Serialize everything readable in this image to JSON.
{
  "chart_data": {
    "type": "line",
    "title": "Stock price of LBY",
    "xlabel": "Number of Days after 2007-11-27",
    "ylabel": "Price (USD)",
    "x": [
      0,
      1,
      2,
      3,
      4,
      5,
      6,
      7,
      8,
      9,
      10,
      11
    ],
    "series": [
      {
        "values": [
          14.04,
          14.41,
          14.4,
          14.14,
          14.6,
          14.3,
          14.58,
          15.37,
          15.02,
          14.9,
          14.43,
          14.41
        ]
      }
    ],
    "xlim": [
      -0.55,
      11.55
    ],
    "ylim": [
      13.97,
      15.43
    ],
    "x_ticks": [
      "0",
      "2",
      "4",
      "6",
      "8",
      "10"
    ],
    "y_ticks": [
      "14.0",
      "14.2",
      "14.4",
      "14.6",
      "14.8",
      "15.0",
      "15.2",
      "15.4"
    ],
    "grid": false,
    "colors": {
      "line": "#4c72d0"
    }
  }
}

→ **AIM OF THE EXERCISE**
Repeat the data above exactly.

→ **SOLUTION FOR THIS EXERCISE**
Serialize everything readable in this image to JSON.
{
  "chart_data": {
    "type": "line",
    "title": "Stock price of LBY",
    "xlabel": "Number of Days after 2007-11-27",
    "ylabel": "Price (USD)",
    "x": [
      0,
      1,
      2,
      3,
      4,
      5,
      6,
      7,
      8,
      9,
      10,
      11
    ],
    "series": [
      {
        "values": [
          14.04,
          14.41,
          14.4,
          14.14,
          14.6,
          14.3,
          14.58,
          15.37,
          15.02,
          14.9,
          14.43,
          14.41
        ]
      }
    ],
    "xlim": [
      -0.55,
      11.55
    ],
    "ylim": [
      13.97,
      15.43
    ],
    "x_ticks": [
      "0",
      "2",
      "4",
      "6",
      "8",
      "10"
    ],
    "y_ticks": [
      "14.0",
      "14.2",
      "14.4",
      "14.6",
      "14.8",
      "15.0",
      "15.2",
      "15.4"
    ],
    "grid": false,
    "colors": {
      "line": "#4c72d0"
    }
  }
}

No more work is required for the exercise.